» **TASK DESCRIPTION**
Every record must be repeated exactly, with no omission.

[Data excerpts]
────────

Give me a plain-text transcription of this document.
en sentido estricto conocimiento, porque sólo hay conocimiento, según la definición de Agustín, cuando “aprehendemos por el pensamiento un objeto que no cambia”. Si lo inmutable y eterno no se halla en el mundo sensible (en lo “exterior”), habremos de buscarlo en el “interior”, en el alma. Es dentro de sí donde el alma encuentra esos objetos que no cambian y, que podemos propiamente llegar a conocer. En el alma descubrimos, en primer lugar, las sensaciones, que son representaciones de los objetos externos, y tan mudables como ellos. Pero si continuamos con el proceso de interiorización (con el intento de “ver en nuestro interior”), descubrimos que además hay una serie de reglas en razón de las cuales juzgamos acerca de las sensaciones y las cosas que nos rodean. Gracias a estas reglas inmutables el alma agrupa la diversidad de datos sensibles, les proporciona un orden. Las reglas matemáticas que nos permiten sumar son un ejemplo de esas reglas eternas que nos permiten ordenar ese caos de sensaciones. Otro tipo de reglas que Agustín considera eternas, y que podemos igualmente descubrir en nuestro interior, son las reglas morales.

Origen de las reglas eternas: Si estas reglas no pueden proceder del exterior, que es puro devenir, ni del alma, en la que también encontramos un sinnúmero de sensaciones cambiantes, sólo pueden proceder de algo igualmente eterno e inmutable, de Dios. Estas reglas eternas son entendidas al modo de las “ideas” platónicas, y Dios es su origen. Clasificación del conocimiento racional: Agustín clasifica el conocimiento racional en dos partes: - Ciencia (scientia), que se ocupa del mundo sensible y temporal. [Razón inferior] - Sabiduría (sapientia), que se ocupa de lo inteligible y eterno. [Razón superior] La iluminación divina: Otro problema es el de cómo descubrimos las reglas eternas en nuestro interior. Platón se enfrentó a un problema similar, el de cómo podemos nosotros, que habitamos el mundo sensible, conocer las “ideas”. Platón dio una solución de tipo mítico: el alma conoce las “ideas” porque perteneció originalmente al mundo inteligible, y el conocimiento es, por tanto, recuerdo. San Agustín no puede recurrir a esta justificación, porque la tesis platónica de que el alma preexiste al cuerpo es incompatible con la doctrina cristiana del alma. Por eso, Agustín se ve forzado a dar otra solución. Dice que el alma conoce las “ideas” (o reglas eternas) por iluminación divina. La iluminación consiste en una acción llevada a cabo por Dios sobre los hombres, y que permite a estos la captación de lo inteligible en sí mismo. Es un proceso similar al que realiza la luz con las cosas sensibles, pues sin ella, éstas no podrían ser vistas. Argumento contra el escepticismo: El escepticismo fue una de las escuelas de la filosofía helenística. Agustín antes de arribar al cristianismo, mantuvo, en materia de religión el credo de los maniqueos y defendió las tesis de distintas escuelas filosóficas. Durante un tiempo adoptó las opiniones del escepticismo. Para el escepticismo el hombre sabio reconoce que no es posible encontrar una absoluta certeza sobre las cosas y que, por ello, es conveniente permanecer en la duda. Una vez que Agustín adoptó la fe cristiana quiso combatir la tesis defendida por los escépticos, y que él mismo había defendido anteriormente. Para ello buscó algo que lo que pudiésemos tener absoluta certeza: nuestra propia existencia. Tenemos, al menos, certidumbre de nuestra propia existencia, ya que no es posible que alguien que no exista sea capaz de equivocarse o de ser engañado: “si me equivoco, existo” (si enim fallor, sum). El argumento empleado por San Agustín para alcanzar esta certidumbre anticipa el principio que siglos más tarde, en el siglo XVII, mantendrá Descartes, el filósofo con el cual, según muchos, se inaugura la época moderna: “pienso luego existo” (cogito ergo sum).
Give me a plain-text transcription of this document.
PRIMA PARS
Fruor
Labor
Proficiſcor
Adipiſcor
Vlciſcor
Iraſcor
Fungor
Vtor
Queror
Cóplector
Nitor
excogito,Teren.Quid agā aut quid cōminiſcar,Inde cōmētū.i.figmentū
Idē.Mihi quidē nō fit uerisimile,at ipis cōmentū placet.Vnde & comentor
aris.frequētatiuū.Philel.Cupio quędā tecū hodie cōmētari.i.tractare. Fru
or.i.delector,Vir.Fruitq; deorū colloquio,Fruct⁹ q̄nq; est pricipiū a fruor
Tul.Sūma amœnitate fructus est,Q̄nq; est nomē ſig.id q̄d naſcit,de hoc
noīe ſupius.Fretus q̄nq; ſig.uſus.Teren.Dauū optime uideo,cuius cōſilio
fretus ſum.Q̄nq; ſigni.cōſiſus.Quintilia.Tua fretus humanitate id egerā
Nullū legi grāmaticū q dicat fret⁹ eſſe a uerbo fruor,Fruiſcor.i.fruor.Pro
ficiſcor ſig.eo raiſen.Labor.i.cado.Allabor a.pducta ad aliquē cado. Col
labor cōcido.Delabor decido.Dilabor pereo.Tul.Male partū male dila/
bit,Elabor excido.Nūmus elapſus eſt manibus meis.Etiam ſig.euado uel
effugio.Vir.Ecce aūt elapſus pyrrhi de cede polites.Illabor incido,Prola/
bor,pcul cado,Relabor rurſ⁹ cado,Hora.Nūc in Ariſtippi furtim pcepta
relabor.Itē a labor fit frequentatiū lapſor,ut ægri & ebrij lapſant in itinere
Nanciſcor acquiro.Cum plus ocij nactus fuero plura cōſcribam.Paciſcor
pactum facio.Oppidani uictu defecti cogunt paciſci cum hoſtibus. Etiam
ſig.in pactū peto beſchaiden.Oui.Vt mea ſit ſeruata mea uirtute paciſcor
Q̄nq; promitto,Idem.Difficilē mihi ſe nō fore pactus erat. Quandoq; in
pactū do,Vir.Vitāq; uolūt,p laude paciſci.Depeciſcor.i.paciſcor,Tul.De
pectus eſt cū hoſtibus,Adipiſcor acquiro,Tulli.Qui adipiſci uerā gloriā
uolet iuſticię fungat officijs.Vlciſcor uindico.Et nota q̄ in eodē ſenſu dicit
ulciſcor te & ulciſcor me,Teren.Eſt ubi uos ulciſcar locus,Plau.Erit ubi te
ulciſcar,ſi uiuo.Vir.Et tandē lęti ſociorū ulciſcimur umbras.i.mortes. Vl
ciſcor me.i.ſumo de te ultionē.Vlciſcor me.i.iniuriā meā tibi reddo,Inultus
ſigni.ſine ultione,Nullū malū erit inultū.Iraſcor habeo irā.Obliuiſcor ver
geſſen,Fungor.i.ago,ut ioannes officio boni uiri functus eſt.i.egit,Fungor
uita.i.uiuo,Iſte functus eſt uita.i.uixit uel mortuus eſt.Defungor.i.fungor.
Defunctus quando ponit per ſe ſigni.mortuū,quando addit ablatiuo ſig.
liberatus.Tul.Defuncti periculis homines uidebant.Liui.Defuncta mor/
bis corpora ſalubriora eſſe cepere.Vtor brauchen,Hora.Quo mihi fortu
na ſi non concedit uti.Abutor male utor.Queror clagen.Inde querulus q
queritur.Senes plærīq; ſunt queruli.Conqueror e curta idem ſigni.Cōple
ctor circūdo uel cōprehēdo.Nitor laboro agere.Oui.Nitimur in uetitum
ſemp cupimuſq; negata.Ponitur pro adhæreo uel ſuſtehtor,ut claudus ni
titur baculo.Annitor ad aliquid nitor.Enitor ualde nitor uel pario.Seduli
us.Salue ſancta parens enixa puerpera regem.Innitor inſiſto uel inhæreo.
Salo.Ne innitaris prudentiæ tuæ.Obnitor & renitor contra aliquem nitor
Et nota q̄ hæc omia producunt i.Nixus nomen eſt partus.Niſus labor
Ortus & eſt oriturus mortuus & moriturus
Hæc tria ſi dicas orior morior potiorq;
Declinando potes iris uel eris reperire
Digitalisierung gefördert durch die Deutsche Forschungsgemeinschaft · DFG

────────

» **RESULT OF THIS TASK**
Give me a plain-text transcription of this document.
en sentido estricto conocimiento, porque sólo hay conocimiento, según la definición de Agustín, cuando “aprehendemos por el pensamiento un objeto que no cambia”. Si lo inmutable y eterno no se halla en el mundo sensible (en lo “exterior”), habremos de buscarlo en el “interior”, en el alma. Es dentro de sí donde el alma encuentra esos objetos que no cambian y, que podemos propiamente llegar a conocer. En el alma descubrimos, en primer lugar, las sensaciones, que son representaciones de los objetos externos, y tan mudables como ellos. Pero si continuamos con el proceso de interiorización (con el intento de “ver en nuestro interior”), descubrimos que además hay una serie de reglas en razón de las cuales juzgamos acerca de las sensaciones y las cosas que nos rodean. Gracias a estas reglas inmutables el alma agrupa la diversidad de datos sensibles, les proporciona un orden. Las reglas matemáticas que nos permiten sumar son un ejemplo de esas reglas eternas que nos permiten ordenar ese caos de sensaciones. Otro tipo de reglas que Agustín considera eternas, y que podemos igualmente descubrir en nuestro interior, son las reglas morales.

Origen de las reglas eternas: Si estas reglas no pueden proceder del exterior, que es puro devenir, ni del alma, en la que también encontramos un sinnúmero de sensaciones cambiantes, sólo pueden proceder de algo igualmente eterno e inmutable, de Dios. Estas reglas eternas son entendidas al modo de las “ideas” platónicas, y Dios es su origen. Clasificación del conocimiento racional: Agustín clasifica el conocimiento racional en dos partes: - Ciencia (scientia), que se ocupa del mundo sensible y temporal. [Razón inferior] - Sabiduría (sapientia), que se ocupa de lo inteligible y eterno. [Razón superior] La iluminación divina: Otro problema es el de cómo descubrimos las reglas eternas en nuestro interior. Platón se enfrentó a un problema similar, el de cómo podemos nosotros, que habitamos el mundo sensible, conocer las “ideas”. Platón dio una solución de tipo mítico: el alma conoce las “ideas” porque perteneció originalmente al mundo inteligible, y el conocimiento es, por tanto, recuerdo. San Agustín no puede recurrir a esta justificación, porque la tesis platónica de que el alma preexiste al cuerpo es incompatible con la doctrina cristiana del alma. Por eso, Agustín se ve forzado a dar otra solución. Dice que el alma conoce las “ideas” (o reglas eternas) por iluminación divina. La iluminación consiste en una acción llevada a cabo por Dios sobre los hombres, y que permite a estos la captación de lo inteligible en sí mismo. Es un proceso similar al que realiza la luz con las cosas sensibles, pues sin ella, éstas no podrían ser vistas. Argumento contra el escepticismo: El escepticismo fue una de las escuelas de la filosofía helenística. Agustín antes de arribar al cristianismo, mantuvo, en materia de religión el credo de los maniqueos y defendió las tesis de distintas escuelas filosóficas. Durante un tiempo adoptó las opiniones del escepticismo. Para el escepticismo el hombre sabio reconoce que no es posible encontrar una absoluta certeza sobre las cosas y que, por ello, es conveniente permanecer en la duda. Una vez que Agustín adoptó la fe cristiana quiso combatir la tesis defendida por los escépticos, y que él mismo había defendido anteriormente. Para ello buscó algo que lo que pudiésemos tener absoluta certeza: nuestra propia existencia. Tenemos, al menos, certidumbre de nuestra propia existencia, ya que no es posible que alguien que no exista sea capaz de equivocarse o de ser engañado: “si me equivoco, existo” (si enim fallor, sum). El argumento empleado por San Agustín para alcanzar esta certidumbre anticipa el principio que siglos más tarde, en el siglo XVII, mantendrá Descartes, el filósofo con el cual, según muchos, se inaugura la época moderna: “pienso luego existo” (cogito ergo sum).
Give me a plain-text transcription of this document.
PRIMA PARS
Fruor
Labor
Proficiſcor
Adipiſcor
Vlciſcor
Iraſcor
Fungor
Vtor
Queror
Cóplector
Nitor
excogito,Teren.Quid agā aut quid cōminiſcar,Inde cōmētū.i.figmentū
Idē.Mihi quidē nō fit uerisimile,at ipis cōmentū placet.Vnde & comentor
aris.frequētatiuū.Philel.Cupio quędā tecū hodie cōmētari.i.tractare. Fru
or.i.delector,Vir.Fruitq; deorū colloquio,Fruct⁹ q̄nq; est pricipiū a fruor
Tul.Sūma amœnitate fructus est,Q̄nq; est nomē ſig.id q̄d naſcit,de hoc
noīe ſupius.Fretus q̄nq; ſig.uſus.Teren.Dauū optime uideo,cuius cōſilio
fretus ſum.Q̄nq; ſigni.cōſiſus.Quintilia.Tua fretus humanitate id egerā
Nullū legi grāmaticū q dicat fret⁹ eſſe a uerbo fruor,Fruiſcor.i.fruor.Pro
ficiſcor ſig.eo raiſen.Labor.i.cado.Allabor a.pducta ad aliquē cado. Col
labor cōcido.Delabor decido.Dilabor pereo.Tul.Male partū male dila/
bit,Elabor excido.Nūmus elapſus eſt manibus meis.Etiam ſig.euado uel
effugio.Vir.Ecce aūt elapſus pyrrhi de cede polites.Illabor incido,Prola/
bor,pcul cado,Relabor rurſ⁹ cado,Hora.Nūc in Ariſtippi furtim pcepta
relabor.Itē a labor fit frequentatiū lapſor,ut ægri & ebrij lapſant in itinere
Nanciſcor acquiro.Cum plus ocij nactus fuero plura cōſcribam.Paciſcor
pactum facio.Oppidani uictu defecti cogunt paciſci cum hoſtibus. Etiam
ſig.in pactū peto beſchaiden.Oui.Vt mea ſit ſeruata mea uirtute paciſcor
Q̄nq; promitto,Idem.Difficilē mihi ſe nō fore pactus erat. Quandoq; in
pactū do,Vir.Vitāq; uolūt,p laude paciſci.Depeciſcor.i.paciſcor,Tul.De
pectus eſt cū hoſtibus,Adipiſcor acquiro,Tulli.Qui adipiſci uerā gloriā
uolet iuſticię fungat officijs.Vlciſcor uindico.Et nota q̄ in eodē ſenſu dicit
ulciſcor te & ulciſcor me,Teren.Eſt ubi uos ulciſcar locus,Plau.Erit ubi te
ulciſcar,ſi uiuo.Vir.Et tandē lęti ſociorū ulciſcimur umbras.i.mortes. Vl
ciſcor me.i.ſumo de te ultionē.Vlciſcor me.i.iniuriā meā tibi reddo,Inultus
ſigni.ſine ultione,Nullū malū erit inultū.Iraſcor habeo irā.Obliuiſcor ver
geſſen,Fungor.i.ago,ut ioannes officio boni uiri functus eſt.i.egit,Fungor
uita.i.uiuo,Iſte functus eſt uita.i.uixit uel mortuus eſt.Defungor.i.fungor.
Defunctus quando ponit per ſe ſigni.mortuū,quando addit ablatiuo ſig.
liberatus.Tul.Defuncti periculis homines uidebant.Liui.Defuncta mor/
bis corpora ſalubriora eſſe cepere.Vtor brauchen,Hora.Quo mihi fortu
na ſi non concedit uti.Abutor male utor.Queror clagen.Inde querulus q
queritur.Senes plærīq; ſunt queruli.Conqueror e curta idem ſigni.Cōple
ctor circūdo uel cōprehēdo.Nitor laboro agere.Oui.Nitimur in uetitum
ſemp cupimuſq; negata.Ponitur pro adhæreo uel ſuſtehtor,ut claudus ni
titur baculo.Annitor ad aliquid nitor.Enitor ualde nitor uel pario.Seduli
us.Salue ſancta parens enixa puerpera regem.Innitor inſiſto uel inhæreo.
Salo.Ne innitaris prudentiæ tuæ.Obnitor & renitor contra aliquem nitor
Et nota q̄ hæc omia producunt i.Nixus nomen eſt partus.Niſus labor
Ortus & eſt oriturus mortuus & moriturus
Hæc tria ſi dicas orior morior potiorq;
Declinando potes iris uel eris reperire
Digitalisierung gefördert durch die Deutsche Forschungsgemeinschaft · DFG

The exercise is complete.